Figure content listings

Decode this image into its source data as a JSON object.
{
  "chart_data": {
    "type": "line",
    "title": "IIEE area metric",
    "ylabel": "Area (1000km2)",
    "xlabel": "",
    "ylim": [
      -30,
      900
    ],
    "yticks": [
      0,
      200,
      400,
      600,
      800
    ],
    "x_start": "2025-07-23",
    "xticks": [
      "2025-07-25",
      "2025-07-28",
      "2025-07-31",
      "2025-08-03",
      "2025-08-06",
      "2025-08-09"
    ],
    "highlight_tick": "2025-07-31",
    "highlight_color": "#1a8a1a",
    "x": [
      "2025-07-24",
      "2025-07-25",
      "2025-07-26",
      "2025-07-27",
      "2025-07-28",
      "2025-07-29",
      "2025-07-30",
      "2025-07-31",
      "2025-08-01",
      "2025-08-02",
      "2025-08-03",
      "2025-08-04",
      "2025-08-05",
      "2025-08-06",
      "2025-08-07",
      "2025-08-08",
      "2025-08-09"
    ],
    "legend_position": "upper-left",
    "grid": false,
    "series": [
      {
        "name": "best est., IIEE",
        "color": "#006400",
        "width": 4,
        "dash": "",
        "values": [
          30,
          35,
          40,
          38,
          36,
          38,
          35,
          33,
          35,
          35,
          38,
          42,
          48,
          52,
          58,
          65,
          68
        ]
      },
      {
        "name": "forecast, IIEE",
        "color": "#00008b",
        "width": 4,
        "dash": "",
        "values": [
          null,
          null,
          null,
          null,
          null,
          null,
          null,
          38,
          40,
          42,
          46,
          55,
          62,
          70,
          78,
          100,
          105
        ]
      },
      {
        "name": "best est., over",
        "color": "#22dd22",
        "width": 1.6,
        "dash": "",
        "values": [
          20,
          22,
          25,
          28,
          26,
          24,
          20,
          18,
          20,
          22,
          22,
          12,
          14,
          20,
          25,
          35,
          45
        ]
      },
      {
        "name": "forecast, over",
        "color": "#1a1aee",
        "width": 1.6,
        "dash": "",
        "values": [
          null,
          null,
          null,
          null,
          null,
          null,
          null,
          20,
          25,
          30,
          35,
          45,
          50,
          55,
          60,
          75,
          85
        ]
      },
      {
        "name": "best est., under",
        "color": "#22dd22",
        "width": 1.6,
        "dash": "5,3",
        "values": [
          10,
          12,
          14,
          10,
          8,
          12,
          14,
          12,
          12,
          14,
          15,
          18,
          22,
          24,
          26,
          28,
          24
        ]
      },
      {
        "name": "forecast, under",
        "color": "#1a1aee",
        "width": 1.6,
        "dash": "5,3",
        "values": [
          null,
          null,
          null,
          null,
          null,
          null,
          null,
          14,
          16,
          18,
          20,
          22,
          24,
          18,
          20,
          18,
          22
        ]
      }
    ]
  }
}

_Direction_
Write out all the entries exactly.

_Full solution_
Decode this image into its source data as a JSON object.
{
  "chart_data": {
    "type": "line",
    "title": "IIEE area metric",
    "ylabel": "Area (1000km2)",
    "xlabel": "",
    "ylim": [
      -30,
      900
    ],
    "yticks": [
      0,
      200,
      400,
      600,
      800
    ],
    "x_start": "2025-07-23",
    "xticks": [
      "2025-07-25",
      "2025-07-28",
      "2025-07-31",
      "2025-08-03",
      "2025-08-06",
      "2025-08-09"
    ],
    "highlight_tick": "2025-07-31",
    "highlight_color": "#1a8a1a",
    "x": [
      "2025-07-24",
      "2025-07-25",
      "2025-07-26",
      "2025-07-27",
      "2025-07-28",
      "2025-07-29",
      "2025-07-30",
      "2025-07-31",
      "2025-08-01",
      "2025-08-02",
      "2025-08-03",
      "2025-08-04",
      "2025-08-05",
      "2025-08-06",
      "2025-08-07",
      "2025-08-08",
      "2025-08-09"
    ],
    "legend_position": "upper-left",
    "grid": false,
    "series": [
      {
        "name": "best est., IIEE",
        "color": "#006400",
        "width": 4,
        "dash": "",
        "values": [
          30,
          35,
          40,
          38,
          36,
          38,
          35,
          33,
          35,
          35,
          38,
          42,
          48,
          52,
          58,
          65,
          68
        ]
      },
      {
        "name": "forecast, IIEE",
        "color": "#00008b",
        "width": 4,
        "dash": "",
        "values": [
          null,
          null,
          null,
          null,
          null,
          null,
          null,
          38,
          40,
          42,
          46,
          55,
          62,
          70,
          78,
          100,
          105
        ]
      },
      {
        "name": "best est., over",
        "color": "#22dd22",
        "width": 1.6,
        "dash": "",
        "values": [
          20,
          22,
          25,
          28,
          26,
          24,
          20,
          18,
          20,
          22,
          22,
          12,
          14,
          20,
          25,
          35,
          45
        ]
      },
      {
        "name": "forecast, over",
        "color": "#1a1aee",
        "width": 1.6,
        "dash": "",
        "values": [
          null,
          null,
          null,
          null,
          null,
          null,
          null,
          20,
          25,
          30,
          35,
          45,
          50,
          55,
          60,
          75,
          85
        ]
      },
      {
        "name": "best est., under",
        "color": "#22dd22",
        "width": 1.6,
        "dash": "5,3",
        "values": [
          10,
          12,
          14,
          10,
          8,
          12,
          14,
          12,
          12,
          14,
          15,
          18,
          22,
          24,
          26,
          28,
          24
        ]
      },
      {
        "name": "forecast, under",
        "color": "#1a1aee",
        "width": 1.6,
        "dash": "5,3",
        "values": [
          null,
          null,
          null,
          null,
          null,
          null,
          null,
          14,
          16,
          18,
          20,
          22,
          24,
          18,
          20,
          18,
          22
        ]
      }
    ]
  }
}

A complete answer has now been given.